- [DATA PROVIDED]
>>>>>

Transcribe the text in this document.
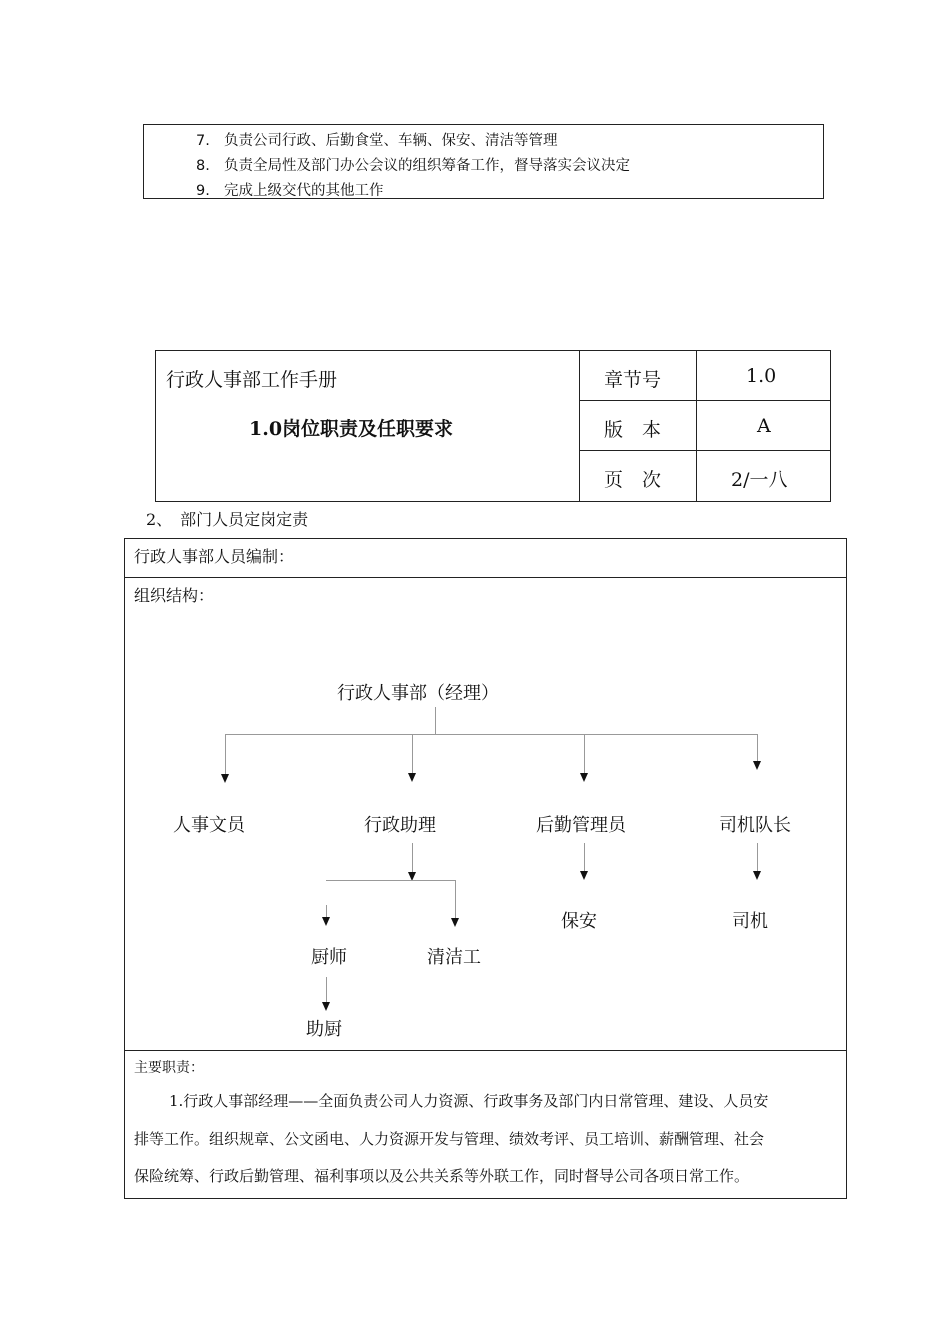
7. 负责公司行政、后勤食堂、车辆、保安、清洁等管理
8. 负责全局性及部门办公会议的组织筹备工作，督导落实会议决定
9. 完成上级交代的其他工作
行政人事部工作手册
1.0岗位职责及任职要求
章节号	1.0
版　本	A
页　次	2/一八
2、　部门人员定岗定责
行政人事部人员编制：
组织结构：
行政人事部（经理）
人事文员	行政助理	后勤管理员	司机队长
厨师	清洁工
助厨
保安	司机
主要职责：
1.行政人事部经理——全面负责公司人力资源、行政事务及部门内日常管理、建设、人员安
排等工作。组织规章、公文函电、人力资源开发与管理、绩效考评、员工培训、薪酬管理、社会
保险统筹、行政后勤管理、福利事项以及公共关系等外联工作，同时督导公司各项日常工作。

<<<<<

- [AIM OF THE TASK] Output an exact copy of the material, with the pictures removed.

- [ANSWER FOR THIS EXERCISE]
Transcribe the text in this document.
7. 负责公司行政、后勤食堂、车辆、保安、清洁等管理
8. 负责全局性及部门办公会议的组织筹备工作，督导落实会议决定
9. 完成上级交代的其他工作
行政人事部工作手册
1.0岗位职责及任职要求
章节号	1.0
版　本	A
页　次	2/一八
2、　部门人员定岗定责
行政人事部人员编制：
组织结构：
行政人事部（经理）
人事文员	行政助理	后勤管理员	司机队长
厨师	清洁工
助厨
保安	司机
主要职责：
1.行政人事部经理——全面负责公司人力资源、行政事务及部门内日常管理、建设、人员安
排等工作。组织规章、公文函电、人力资源开发与管理、绩效考评、员工培训、薪酬管理、社会
保险统筹、行政后勤管理、福利事项以及公共关系等外联工作，同时督导公司各项日常工作。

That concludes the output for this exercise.